** Instructions for the task **
Sort through the data and copy the lines holding the word "Naziv".

** Provided entries **
++++++++++

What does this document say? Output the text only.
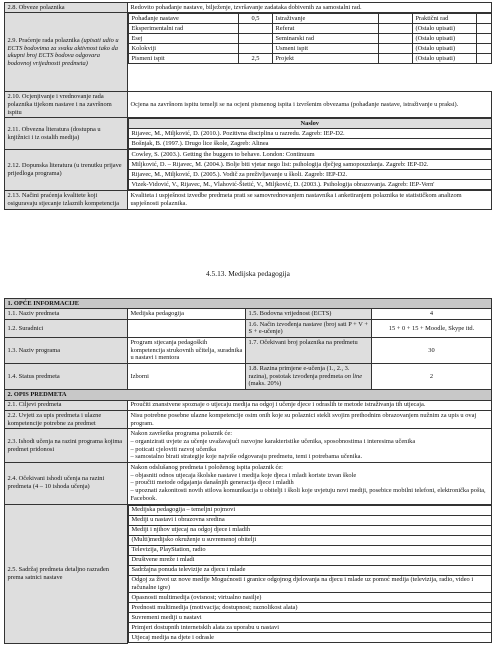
2.8. Obveze polaznika	Redovito pohađanje nastave, bilježenje, izvršavanje zadataka dobivenih za samostalni rad.
2.9. Praćenje rada polaznika (upisati udio u ECTS bodovima za svaku aktivnost tako da ukupni broj ECTS bodova odgovara bodovnoj vrijednosti predmeta)	
Pohađanje nastave	0,5	Istraživanje		Praktični rad	
Eksperimentalni rad		Referat		(Ostalo upisati)	
Esej		Seminarski rad		(Ostalo upisati)	
Kolokviji		Usmeni ispit		(Ostalo upisati)	
Pismeni ispit	2,5	Projekt		(Ostalo upisati)	

2.10. Ocjenjivanje i vrednovanje rada polaznika tijekom nastave i na završnom ispitu	Ocjena na završnom ispitu temelji se na ocjeni pismenog ispita i izvršenim obvezama (pohađanje nastave, istraživanje u praksi).
2.11. Obvezna literatura (dostupna u knjižnici i iz ostalih medija)	
Naslov
Rijavec, M., Miljković, D. (2010.). Pozitivna disciplina u razredu. Zagreb: IEP-D2.
Bošnjak, B. (1997.). Drugo lice škole, Zagreb: Alinea

2.12. Dopunska literatura (u trenutku prijave prijedloga programa)	
Cowley, S. (2003.). Getting the buggers to behave. London: Continuum
Miljković, D. – Rijavec, M. (2004.). Bolje biti vjetar nego list: psihologija dječjeg samopouzdanja. Zagreb: IEP-D2.
Rijavec, M., Miljković, D. (2005.). Vodič za preživljavanje u školi. Zagreb: IEP-D2.
Vizek-Vidović, V., Rijavec, M., Vlahović-Štetić, V., Miljković, D. (2003.). Psihologija obrazovanja. Zagreb: IEP-Vern'

2.13. Načini praćenja kvalitete koji osiguravaju stjecanje izlaznih kompetencija	Kvaliteta i uspješnost izvedbe predmeta prati se samovrednovanjem nastavnika i anketiranjem polaznika te statističkom analizom uspješnosti polaznika.
4.5.13. Medijska pedagogija
1. OPĆE INFORMACIJE
1.1. Naziv predmeta	Medijska pedagogija	1.5. Bodovna vrijednost (ECTS)	4
1.2. Suradnici		1.6. Način izvođenja nastave (broj sati P + V + S + e-učenje)	15 + 0 + 15 + Moodle, Skype itd.
1.3. Naziv programa	Program stjecanja pedagoških kompetencija strukovnih učitelja, suradnika u nastavi i mentora	1.7. Očekivani broj polaznika na predmetu	30
1.4. Status predmeta	Izborni	1.8. Razina primjene e-učenja (1., 2., 3. razina), postotak izvođenja predmeta on line (maks. 20%)	2
2. OPIS PREDMETA
2.1. Ciljevi predmeta	Proučiti znanstvene spoznaje o utjecaju medija na odgoj i učenje djece i odraslih te metode istraživanja tih utjecaja.
2.2. Uvjeti za upis predmeta i ulazne kompetencije potrebne za predmet	Nisu potrebne posebne ulazne kompetencije osim onih koje su polaznici stekli svojim prethodnim obrazovanjem nužnim za upis u ovaj program.
2.3. Ishodi učenja na razini programa kojima predmet pridonosi	
Nakon završetka programa polaznik će:
– organizirati uvjete za učenje uvažavajući razvojne karakteristike učenika, sposobnostima i interesima učenika
– poticati cjeloviti razvoj učenika
– samostalno birati strategije koje najviše odgovaraju predmetu, temi i potrebama učenika.

2.4. Očekivani ishodi učenja na razini predmeta (4 – 10 ishoda učenja)	
Nakon odslušanog predmeta i položenog ispita polaznik će:
– objasniti odnos utjecaja školske nastave i medija koje djeca i mladi koriste izvan škole
– proučiti metode odgajanja današnjih generacija djece i mladih
– upoznati zakonitosti novih stilova komunikacija u obitelji i školi koje uvjetuju novi mediji, posebice mobilni telefoni, elektronička pošta, Facebook.

2.5. Sadržaj predmeta detaljno razrađen prema satnici nastave	
Medijska pedagogija – temeljni pojmovi
Mediji u nastavi i obrazovna sredina
Mediji i njihov utjecaj na odgoj djece i mladih
(Multi)medijsko okruženje u suvremenoj obitelji
Televizija, PlayStation, radio
Društvene mreže i mladi
Sadržajna ponuda televizije za djecu i mlade
Odgoj za život uz nove medije Mogućnosti i granice odgojnog djelovanja na djecu i mlade uz pomoć medija (televizija, radio, video i računalne igre)
Opasnosti multimedija (ovisnost; virtualno nasilje)
Prednosti multimedija (motivacija; dostupnost; raznolikost alata)
Suvremeni mediji u nastavi
Primjeri dostupnih internetskih alata za uporabu u nastavi
Utjecaj medija na djete i odrasle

++++++++++

** Response to this exercise **
1.1. Naziv predmeta	Medijska pedagogija	1.5. Bodovna vrijednost (ECTS)	4
1.3. Naziv programa	Program stjecanja pedagoških kompetencija strukovnih učitelja, suradnika u nastavi i mentora	1.7. Očekivani broj polaznika na predmetu	30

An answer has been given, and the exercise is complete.